### EXERCISE AIM
Copy the records from their start through the line containing "107, 451, 129]", inclusive, substituting "screen capture" for "screenshot" and leaving everything else unchanged.

[BEGIN]

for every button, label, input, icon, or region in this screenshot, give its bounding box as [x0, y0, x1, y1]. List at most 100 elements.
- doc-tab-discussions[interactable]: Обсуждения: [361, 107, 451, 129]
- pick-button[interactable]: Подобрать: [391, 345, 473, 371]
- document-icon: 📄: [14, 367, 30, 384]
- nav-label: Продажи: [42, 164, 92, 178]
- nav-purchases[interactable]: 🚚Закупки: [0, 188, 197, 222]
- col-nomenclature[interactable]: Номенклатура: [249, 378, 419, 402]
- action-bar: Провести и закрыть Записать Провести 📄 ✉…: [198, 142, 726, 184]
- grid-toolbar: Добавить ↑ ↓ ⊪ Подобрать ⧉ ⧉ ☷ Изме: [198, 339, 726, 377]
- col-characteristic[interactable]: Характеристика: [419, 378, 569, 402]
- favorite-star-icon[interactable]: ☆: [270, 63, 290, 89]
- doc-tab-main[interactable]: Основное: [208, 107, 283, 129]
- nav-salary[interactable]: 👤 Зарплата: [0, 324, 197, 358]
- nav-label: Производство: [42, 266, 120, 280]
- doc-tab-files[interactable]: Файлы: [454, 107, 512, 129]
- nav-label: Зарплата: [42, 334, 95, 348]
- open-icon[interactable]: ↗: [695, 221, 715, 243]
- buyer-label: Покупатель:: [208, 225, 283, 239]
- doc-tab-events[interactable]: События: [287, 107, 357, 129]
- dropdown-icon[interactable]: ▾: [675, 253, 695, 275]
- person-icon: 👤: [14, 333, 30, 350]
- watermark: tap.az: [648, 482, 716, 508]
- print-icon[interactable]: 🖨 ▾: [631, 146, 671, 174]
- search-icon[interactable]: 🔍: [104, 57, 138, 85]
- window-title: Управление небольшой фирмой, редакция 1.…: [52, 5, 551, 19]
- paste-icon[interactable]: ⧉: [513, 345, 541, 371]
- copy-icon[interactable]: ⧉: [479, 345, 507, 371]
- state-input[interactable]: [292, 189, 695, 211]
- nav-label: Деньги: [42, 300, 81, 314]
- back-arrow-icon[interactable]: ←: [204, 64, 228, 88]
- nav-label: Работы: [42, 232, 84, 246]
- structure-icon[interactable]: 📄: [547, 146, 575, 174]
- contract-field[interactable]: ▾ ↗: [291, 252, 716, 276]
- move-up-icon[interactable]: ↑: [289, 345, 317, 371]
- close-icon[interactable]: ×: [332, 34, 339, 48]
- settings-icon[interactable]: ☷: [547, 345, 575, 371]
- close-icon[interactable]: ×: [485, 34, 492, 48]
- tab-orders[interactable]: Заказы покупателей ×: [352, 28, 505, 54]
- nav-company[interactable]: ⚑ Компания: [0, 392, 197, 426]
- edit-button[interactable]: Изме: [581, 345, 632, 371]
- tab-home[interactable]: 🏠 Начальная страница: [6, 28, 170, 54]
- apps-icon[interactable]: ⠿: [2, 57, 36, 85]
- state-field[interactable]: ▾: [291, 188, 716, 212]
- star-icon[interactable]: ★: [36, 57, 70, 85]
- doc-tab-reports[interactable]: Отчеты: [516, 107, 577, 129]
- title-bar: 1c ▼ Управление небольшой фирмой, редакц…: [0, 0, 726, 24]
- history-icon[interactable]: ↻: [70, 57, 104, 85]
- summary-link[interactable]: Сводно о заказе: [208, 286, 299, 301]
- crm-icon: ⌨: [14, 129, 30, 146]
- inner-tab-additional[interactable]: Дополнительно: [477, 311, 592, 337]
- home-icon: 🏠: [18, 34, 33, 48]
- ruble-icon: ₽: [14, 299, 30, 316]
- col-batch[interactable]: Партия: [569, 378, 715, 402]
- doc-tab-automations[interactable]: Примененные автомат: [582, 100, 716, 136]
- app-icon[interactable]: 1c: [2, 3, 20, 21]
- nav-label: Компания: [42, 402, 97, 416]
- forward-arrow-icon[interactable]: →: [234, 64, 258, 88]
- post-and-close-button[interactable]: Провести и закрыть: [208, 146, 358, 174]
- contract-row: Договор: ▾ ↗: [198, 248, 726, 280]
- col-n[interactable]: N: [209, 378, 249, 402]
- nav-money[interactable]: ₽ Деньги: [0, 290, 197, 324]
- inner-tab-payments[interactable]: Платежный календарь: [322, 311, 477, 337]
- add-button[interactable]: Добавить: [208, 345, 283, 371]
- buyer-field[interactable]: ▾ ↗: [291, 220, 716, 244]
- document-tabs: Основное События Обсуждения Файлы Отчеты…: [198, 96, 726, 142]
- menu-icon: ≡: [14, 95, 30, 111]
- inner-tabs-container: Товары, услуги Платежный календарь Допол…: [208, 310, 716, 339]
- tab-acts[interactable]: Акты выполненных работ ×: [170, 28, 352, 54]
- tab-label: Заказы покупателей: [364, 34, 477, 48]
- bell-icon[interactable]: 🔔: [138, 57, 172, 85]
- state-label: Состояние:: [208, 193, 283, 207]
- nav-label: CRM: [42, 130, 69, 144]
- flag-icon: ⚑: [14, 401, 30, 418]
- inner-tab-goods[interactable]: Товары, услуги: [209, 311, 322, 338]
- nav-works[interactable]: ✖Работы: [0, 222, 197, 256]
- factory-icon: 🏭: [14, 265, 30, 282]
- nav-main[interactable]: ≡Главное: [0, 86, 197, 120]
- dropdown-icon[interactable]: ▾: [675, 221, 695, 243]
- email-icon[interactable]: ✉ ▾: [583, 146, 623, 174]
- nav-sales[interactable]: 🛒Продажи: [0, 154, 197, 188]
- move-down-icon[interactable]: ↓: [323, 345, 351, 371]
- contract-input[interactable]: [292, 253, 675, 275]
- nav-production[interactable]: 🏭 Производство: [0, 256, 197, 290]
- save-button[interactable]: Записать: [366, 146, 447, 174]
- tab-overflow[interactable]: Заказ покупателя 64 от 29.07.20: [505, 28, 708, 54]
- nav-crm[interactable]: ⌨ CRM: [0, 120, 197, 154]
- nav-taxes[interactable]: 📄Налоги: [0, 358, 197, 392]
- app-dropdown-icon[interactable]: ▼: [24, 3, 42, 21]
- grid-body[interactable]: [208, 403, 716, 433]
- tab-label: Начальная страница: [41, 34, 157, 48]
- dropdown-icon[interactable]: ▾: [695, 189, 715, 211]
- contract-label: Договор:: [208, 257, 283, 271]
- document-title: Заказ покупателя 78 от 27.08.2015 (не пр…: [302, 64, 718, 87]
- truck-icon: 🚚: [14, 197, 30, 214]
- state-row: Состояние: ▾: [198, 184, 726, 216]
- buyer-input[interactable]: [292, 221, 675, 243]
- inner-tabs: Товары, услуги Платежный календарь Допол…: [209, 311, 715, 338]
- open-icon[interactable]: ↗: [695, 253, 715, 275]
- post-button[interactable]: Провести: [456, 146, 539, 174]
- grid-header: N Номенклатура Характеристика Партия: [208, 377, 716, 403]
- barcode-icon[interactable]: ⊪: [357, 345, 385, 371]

[END]

### EXERCISE RESPONSE
for every button, label, input, icon, or region in this screen capture, give its bounding box as [x0, y0, x1, y1]. List at most 100 elements.
- doc-tab-discussions[interactable]: Обсуждения: [361, 107, 451, 129]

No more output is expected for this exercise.